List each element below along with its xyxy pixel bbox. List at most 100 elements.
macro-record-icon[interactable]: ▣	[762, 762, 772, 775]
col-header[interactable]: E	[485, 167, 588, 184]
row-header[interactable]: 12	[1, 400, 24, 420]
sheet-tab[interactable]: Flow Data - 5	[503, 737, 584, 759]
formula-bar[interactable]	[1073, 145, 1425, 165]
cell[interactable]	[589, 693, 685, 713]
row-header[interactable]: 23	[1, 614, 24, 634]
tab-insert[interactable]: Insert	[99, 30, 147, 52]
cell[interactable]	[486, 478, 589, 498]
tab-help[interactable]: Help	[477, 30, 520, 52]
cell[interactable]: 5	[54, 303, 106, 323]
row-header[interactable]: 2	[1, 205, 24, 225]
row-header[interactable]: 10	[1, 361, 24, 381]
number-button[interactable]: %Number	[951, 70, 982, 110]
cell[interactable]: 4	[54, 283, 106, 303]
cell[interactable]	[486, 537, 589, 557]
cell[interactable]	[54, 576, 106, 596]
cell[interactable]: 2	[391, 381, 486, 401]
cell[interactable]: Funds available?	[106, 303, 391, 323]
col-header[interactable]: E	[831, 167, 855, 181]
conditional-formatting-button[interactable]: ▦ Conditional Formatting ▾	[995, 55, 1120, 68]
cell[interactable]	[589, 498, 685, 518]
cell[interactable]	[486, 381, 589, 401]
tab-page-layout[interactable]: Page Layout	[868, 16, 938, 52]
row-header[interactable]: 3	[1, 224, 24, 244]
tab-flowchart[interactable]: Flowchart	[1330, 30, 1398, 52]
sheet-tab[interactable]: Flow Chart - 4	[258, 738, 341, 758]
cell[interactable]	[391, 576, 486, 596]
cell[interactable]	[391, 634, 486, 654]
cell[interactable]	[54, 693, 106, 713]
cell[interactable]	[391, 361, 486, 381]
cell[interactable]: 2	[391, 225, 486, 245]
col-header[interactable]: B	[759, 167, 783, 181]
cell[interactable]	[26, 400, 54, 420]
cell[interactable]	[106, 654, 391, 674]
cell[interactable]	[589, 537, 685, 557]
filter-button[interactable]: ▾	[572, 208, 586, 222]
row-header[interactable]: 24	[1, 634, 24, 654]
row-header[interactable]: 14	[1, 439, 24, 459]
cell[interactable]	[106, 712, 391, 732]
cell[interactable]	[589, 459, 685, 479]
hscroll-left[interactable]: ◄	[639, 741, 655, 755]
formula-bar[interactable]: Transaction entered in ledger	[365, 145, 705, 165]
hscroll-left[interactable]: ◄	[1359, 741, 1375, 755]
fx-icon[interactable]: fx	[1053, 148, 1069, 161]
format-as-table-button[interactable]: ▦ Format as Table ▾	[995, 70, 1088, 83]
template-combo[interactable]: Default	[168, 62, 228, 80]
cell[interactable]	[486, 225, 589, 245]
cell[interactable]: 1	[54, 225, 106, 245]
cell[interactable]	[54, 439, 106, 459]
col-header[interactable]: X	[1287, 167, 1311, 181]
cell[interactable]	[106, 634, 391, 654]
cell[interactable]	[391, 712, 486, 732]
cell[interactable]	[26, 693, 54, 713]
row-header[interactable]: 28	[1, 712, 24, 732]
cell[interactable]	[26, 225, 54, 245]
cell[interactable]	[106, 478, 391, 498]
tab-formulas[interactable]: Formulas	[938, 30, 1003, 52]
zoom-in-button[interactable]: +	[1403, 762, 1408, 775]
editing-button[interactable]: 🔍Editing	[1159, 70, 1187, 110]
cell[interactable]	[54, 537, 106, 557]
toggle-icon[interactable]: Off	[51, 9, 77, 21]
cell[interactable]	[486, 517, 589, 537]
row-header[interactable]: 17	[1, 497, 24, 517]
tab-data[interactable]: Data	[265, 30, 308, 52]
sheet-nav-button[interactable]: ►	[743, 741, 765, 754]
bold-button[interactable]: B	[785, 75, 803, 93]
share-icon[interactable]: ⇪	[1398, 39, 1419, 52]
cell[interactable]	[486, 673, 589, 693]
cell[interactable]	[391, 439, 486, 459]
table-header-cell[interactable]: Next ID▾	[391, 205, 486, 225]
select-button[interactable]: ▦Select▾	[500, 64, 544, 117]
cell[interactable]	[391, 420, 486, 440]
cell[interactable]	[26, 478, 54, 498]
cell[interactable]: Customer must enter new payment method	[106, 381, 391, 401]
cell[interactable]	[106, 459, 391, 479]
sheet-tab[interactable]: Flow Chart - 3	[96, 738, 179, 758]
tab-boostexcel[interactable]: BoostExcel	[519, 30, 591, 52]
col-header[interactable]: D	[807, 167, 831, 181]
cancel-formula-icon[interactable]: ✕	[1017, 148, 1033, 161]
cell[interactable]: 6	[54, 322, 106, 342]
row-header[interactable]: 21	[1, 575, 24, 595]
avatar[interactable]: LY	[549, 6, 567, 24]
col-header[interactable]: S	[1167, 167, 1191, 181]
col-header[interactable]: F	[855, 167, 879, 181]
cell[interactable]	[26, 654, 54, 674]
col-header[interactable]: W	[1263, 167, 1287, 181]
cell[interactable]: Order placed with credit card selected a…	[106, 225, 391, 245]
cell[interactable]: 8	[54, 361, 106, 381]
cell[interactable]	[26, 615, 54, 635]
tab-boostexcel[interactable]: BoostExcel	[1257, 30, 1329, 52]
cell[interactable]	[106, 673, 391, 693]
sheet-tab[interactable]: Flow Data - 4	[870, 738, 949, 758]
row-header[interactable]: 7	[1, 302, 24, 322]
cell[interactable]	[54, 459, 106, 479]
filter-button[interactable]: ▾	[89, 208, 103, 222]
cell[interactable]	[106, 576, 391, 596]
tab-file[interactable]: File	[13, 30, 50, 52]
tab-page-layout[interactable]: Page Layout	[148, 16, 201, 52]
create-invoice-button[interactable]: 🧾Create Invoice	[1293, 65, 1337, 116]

■ ■ ■

**Stated goal**
Please put every line from the start of the items through the line holding "16, 938, 52]", inclusive, into a Markdown table with the columns Row and Text, numbering each line in Row and leaving out blank lines.

**Expected answer**
| Row | Text |
|---|---|
| 1 | List each element below along with its xyxy pixel bbox. List at most 100 elements. |
| 2 | macro-record-icon[interactable]: ▣	[762, 762, 772, 775] |
| 3 | col-header[interactable]: E	[485, 167, 588, 184] |
| 4 | row-header[interactable]: 12	[1, 400, 24, 420] |
| 5 | sheet-tab[interactable]: Flow Data - 5	[503, 737, 584, 759] |
| 6 | formula-bar[interactable]	[1073, 145, 1425, 165] |
| 7 | cell[interactable]	[589, 693, 685, 713] |
| 8 | row-header[interactable]: 23	[1, 614, 24, 634] |
| 9 | tab-insert[interactable]: Insert	[99, 30, 147, 52] |
| 10 | cell[interactable]	[486, 478, 589, 498] |
| 11 | tab-help[interactable]: Help	[477, 30, 520, 52] |
| 12 | cell[interactable]: 5	[54, 303, 106, 323] |
| 13 | row-header[interactable]: 2	[1, 205, 24, 225] |
| 14 | row-header[interactable]: 10	[1, 361, 24, 381] |
| 15 | number-button[interactable]: %Number	[951, 70, 982, 110] |
| 16 | cell[interactable]: 4	[54, 283, 106, 303] |
| 17 | cell[interactable]	[486, 537, 589, 557] |
| 18 | cell[interactable]	[54, 576, 106, 596] |
| 19 | cell[interactable]: 2	[391, 381, 486, 401] |
| 20 | cell[interactable]: Funds available?	[106, 303, 391, 323] |
| 21 | col-header[interactable]: E	[831, 167, 855, 181] |
| 22 | conditional-formatting-button[interactable]: ▦ Conditional Formatting ▾	[995, 55, 1120, 68] |
| 23 | cell[interactable]	[589, 498, 685, 518] |
| 24 | cell[interactable]	[486, 381, 589, 401] |
| 25 | tab-page-layout[interactable]: Page Layout	[868, 16, 938, 52] |